◆ SET TASK: Restate the whole listing exactly.

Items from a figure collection
begin

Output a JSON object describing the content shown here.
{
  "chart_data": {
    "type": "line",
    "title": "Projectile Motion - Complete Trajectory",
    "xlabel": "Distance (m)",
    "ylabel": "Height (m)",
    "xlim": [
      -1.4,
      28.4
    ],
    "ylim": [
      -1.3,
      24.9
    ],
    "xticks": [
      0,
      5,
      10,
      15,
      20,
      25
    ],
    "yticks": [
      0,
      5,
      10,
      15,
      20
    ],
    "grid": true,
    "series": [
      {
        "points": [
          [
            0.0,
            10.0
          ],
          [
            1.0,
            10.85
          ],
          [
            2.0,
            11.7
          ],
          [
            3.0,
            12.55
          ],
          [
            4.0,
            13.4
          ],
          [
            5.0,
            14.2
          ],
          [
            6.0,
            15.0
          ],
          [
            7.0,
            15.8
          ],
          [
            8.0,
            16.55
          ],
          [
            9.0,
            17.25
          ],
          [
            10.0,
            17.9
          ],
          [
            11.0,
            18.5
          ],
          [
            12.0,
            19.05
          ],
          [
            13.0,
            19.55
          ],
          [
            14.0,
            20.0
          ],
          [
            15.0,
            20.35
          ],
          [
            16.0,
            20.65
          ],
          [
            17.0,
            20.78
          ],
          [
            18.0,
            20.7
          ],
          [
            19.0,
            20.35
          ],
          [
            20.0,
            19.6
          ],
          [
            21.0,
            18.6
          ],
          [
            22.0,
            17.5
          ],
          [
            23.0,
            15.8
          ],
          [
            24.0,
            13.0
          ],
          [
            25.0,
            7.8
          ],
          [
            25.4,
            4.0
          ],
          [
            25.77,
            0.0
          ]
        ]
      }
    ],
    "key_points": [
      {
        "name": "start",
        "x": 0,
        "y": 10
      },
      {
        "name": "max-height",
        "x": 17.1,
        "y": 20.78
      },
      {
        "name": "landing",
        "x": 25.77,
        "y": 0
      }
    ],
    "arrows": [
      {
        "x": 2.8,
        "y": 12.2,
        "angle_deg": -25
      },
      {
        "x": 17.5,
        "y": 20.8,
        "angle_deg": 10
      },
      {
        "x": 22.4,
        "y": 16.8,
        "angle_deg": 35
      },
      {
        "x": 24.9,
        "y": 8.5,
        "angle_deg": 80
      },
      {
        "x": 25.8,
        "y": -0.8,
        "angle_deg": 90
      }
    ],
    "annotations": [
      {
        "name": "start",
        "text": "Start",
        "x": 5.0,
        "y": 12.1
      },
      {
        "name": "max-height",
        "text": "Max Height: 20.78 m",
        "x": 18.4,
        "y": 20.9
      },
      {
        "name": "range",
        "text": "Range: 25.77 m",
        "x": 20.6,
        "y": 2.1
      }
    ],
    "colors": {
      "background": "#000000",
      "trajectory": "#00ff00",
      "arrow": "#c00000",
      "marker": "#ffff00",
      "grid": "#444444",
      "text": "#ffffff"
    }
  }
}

end

◆ SOLUTION TO THIS TASK:
Output a JSON object describing the content shown here.
{
  "chart_data": {
    "type": "line",
    "title": "Projectile Motion - Complete Trajectory",
    "xlabel": "Distance (m)",
    "ylabel": "Height (m)",
    "xlim": [
      -1.4,
      28.4
    ],
    "ylim": [
      -1.3,
      24.9
    ],
    "xticks": [
      0,
      5,
      10,
      15,
      20,
      25
    ],
    "yticks": [
      0,
      5,
      10,
      15,
      20
    ],
    "grid": true,
    "series": [
      {
        "points": [
          [
            0.0,
            10.0
          ],
          [
            1.0,
            10.85
          ],
          [
            2.0,
            11.7
          ],
          [
            3.0,
            12.55
          ],
          [
            4.0,
            13.4
          ],
          [
            5.0,
            14.2
          ],
          [
            6.0,
            15.0
          ],
          [
            7.0,
            15.8
          ],
          [
            8.0,
            16.55
          ],
          [
            9.0,
            17.25
          ],
          [
            10.0,
            17.9
          ],
          [
            11.0,
            18.5
          ],
          [
            12.0,
            19.05
          ],
          [
            13.0,
            19.55
          ],
          [
            14.0,
            20.0
          ],
          [
            15.0,
            20.35
          ],
          [
            16.0,
            20.65
          ],
          [
            17.0,
            20.78
          ],
          [
            18.0,
            20.7
          ],
          [
            19.0,
            20.35
          ],
          [
            20.0,
            19.6
          ],
          [
            21.0,
            18.6
          ],
          [
            22.0,
            17.5
          ],
          [
            23.0,
            15.8
          ],
          [
            24.0,
            13.0
          ],
          [
            25.0,
            7.8
          ],
          [
            25.4,
            4.0
          ],
          [
            25.77,
            0.0
          ]
        ]
      }
    ],
    "key_points": [
      {
        "name": "start",
        "x": 0,
        "y": 10
      },
      {
        "name": "max-height",
        "x": 17.1,
        "y": 20.78
      },
      {
        "name": "landing",
        "x": 25.77,
        "y": 0
      }
    ],
    "arrows": [
      {
        "x": 2.8,
        "y": 12.2,
        "angle_deg": -25
      },
      {
        "x": 17.5,
        "y": 20.8,
        "angle_deg": 10
      },
      {
        "x": 22.4,
        "y": 16.8,
        "angle_deg": 35
      },
      {
        "x": 24.9,
        "y": 8.5,
        "angle_deg": 80
      },
      {
        "x": 25.8,
        "y": -0.8,
        "angle_deg": 90
      }
    ],
    "annotations": [
      {
        "name": "start",
        "text": "Start",
        "x": 5.0,
        "y": 12.1
      },
      {
        "name": "max-height",
        "text": "Max Height: 20.78 m",
        "x": 18.4,
        "y": 20.9
      },
      {
        "name": "range",
        "text": "Range: 25.77 m",
        "x": 20.6,
        "y": 2.1
      }
    ],
    "colors": {
      "background": "#000000",
      "trajectory": "#00ff00",
      "arrow": "#c00000",
      "marker": "#ffff00",
      "grid": "#444444",
      "text": "#ffffff"
    }
  }
}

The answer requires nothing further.